-- start of SELECTED EXTRACT --

Only thing I can find without wheels that would look comfortable.


----------



## Ceadderman

I use a fold chair. No wheels at all and comfortable. Of course this depends on the height of your desk but I generally put the KB in my lap to type. I'm old so I sit on a couple throw pillows which raises me up a bit.

Kinda like bein a kid again when we sat on Booster Seats.









But it gives me that Kirk feel when I'm sitting here with my hands on the end of the arm rests only I have a cupholder. Kirk never had a cup holder. What's cool is I can fit a 24oz Dew in it and it remains upright. Mine is one of them blue Mac Tools folding chairs that comes in a carry bag. I think it cost $25 when it was purchased new. Make sure to get a good one though cause the weak ones fall apart at the tube gromets and the back where the canvas meets the tube. The seams will rip or blow out.

Anyway something like this is a good thing. It's light can be folded to be moved out of the way and when you move off to go to school works well in a dorm room.

-- end of SELECTED EXTRACT --
-- start of INFORMATION GIVEN --

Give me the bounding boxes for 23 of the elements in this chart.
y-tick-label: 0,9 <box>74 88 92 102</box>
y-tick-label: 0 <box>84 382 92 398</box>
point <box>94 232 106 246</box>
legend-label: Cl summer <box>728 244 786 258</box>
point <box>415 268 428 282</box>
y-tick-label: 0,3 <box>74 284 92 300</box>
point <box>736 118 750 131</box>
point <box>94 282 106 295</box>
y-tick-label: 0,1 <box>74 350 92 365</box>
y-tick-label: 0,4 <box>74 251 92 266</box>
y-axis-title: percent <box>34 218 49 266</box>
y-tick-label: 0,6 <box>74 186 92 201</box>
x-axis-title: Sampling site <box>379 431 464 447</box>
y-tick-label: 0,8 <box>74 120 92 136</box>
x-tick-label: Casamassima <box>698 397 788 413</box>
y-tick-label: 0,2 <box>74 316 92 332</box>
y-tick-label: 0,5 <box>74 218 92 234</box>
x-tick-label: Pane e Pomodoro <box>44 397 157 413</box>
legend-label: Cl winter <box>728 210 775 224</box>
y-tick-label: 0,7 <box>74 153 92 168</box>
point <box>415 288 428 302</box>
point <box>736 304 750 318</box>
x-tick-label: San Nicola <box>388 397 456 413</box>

-- end of INFORMATION GIVEN --

### INSTRUCTIONS FOR THE TASK
Extend the forum thread about using a folding chair at a desk, picking up after its final sentence.

### RESULT
~Ceadder:drink:


----------



## PhilWrir

You dont need a mat to have a wheeled chair...
I dont use one and its perfectly fine.
I cant glide around but its not like the extra effort of rotating and sliding a whole 2 feet is a deal breaker.

If your parents have said "No wheeled chairs" thats different.


----------



## Phoriver

I'm pretty sure you can buy these flat feet things that go where the wheels would normally go. I have an auditorium at school with these.. they're normal computer chairs but they have these pad things instead of wheels.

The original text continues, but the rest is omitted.